YOUR GOAL
Every record must be repeated exactly, with no omission.

:: INPUT ROWS

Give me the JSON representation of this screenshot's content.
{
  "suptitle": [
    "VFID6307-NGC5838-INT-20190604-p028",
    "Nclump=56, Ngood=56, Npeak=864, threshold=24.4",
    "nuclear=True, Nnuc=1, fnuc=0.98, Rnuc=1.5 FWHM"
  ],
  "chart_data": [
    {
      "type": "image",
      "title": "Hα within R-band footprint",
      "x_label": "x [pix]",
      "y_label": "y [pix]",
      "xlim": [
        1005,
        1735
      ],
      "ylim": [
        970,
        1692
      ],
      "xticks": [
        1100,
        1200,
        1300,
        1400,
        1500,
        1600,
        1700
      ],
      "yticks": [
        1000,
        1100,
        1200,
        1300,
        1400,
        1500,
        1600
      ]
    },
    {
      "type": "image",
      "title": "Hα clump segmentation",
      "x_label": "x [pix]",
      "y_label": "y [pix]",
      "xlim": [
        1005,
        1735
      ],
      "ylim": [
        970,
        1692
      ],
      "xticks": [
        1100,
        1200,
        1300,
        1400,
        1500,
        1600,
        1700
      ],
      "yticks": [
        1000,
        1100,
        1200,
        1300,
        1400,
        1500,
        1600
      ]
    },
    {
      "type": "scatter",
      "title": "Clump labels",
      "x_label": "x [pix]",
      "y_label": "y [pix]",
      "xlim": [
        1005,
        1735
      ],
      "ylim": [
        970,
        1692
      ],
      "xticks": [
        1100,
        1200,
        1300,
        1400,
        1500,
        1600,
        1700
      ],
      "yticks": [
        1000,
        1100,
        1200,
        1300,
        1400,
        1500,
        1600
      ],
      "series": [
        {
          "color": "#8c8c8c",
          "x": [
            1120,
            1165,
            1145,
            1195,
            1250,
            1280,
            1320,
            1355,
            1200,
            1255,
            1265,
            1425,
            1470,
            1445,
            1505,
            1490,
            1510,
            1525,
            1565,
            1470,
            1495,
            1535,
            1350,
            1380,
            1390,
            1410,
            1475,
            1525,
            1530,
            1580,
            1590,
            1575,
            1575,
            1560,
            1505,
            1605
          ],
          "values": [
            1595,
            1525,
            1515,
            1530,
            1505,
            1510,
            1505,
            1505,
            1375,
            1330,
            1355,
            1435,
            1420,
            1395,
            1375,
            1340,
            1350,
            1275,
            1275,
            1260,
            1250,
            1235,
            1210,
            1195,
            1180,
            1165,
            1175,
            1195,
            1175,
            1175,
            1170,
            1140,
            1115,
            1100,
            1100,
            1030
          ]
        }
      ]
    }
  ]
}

::::

SOLUTION BELOW
Give me the JSON representation of this screenshot's content.
{
  "suptitle": [
    "VFID6307-NGC5838-INT-20190604-p028",
    "Nclump=56, Ngood=56, Npeak=864, threshold=24.4",
    "nuclear=True, Nnuc=1, fnuc=0.98, Rnuc=1.5 FWHM"
  ],
  "chart_data": [
    {
      "type": "image",
      "title": "Hα within R-band footprint",
      "x_label": "x [pix]",
      "y_label": "y [pix]",
      "xlim": [
        1005,
        1735
      ],
      "ylim": [
        970,
        1692
      ],
      "xticks": [
        1100,
        1200,
        1300,
        1400,
        1500,
        1600,
        1700
      ],
      "yticks": [
        1000,
        1100,
        1200,
        1300,
        1400,
        1500,
        1600
      ]
    },
    {
      "type": "image",
      "title": "Hα clump segmentation",
      "x_label": "x [pix]",
      "y_label": "y [pix]",
      "xlim": [
        1005,
        1735
      ],
      "ylim": [
        970,
        1692
      ],
      "xticks": [
        1100,
        1200,
        1300,
        1400,
        1500,
        1600,
        1700
      ],
      "yticks": [
        1000,
        1100,
        1200,
        1300,
        1400,
        1500,
        1600
      ]
    },
    {
      "type": "scatter",
      "title": "Clump labels",
      "x_label": "x [pix]",
      "y_label": "y [pix]",
      "xlim": [
        1005,
        1735
      ],
      "ylim": [
        970,
        1692
      ],
      "xticks": [
        1100,
        1200,
        1300,
        1400,
        1500,
        1600,
        1700
      ],
      "yticks": [
        1000,
        1100,
        1200,
        1300,
        1400,
        1500,
        1600
      ],
      "series": [
        {
          "color": "#8c8c8c",
          "x": [
            1120,
            1165,
            1145,
            1195,
            1250,
            1280,
            1320,
            1355,
            1200,
            1255,
            1265,
            1425,
            1470,
            1445,
            1505,
            1490,
            1510,
            1525,
            1565,
            1470,
            1495,
            1535,
            1350,
            1380,
            1390,
            1410,
            1475,
            1525,
            1530,
            1580,
            1590,
            1575,
            1575,
            1560,
            1505,
            1605
          ],
          "values": [
            1595,
            1525,
            1515,
            1530,
            1505,
            1510,
            1505,
            1505,
            1375,
            1330,
            1355,
            1435,
            1420,
            1395,
            1375,
            1340,
            1350,
            1275,
            1275,
            1260,
            1250,
            1235,
            1210,
            1195,
            1180,
            1165,
            1175,
            1195,
            1175,
            1175,
            1170,
            1140,
            1115,
            1100,
            1100,
            1030
          ]
        }
      ]
    }
  ]
}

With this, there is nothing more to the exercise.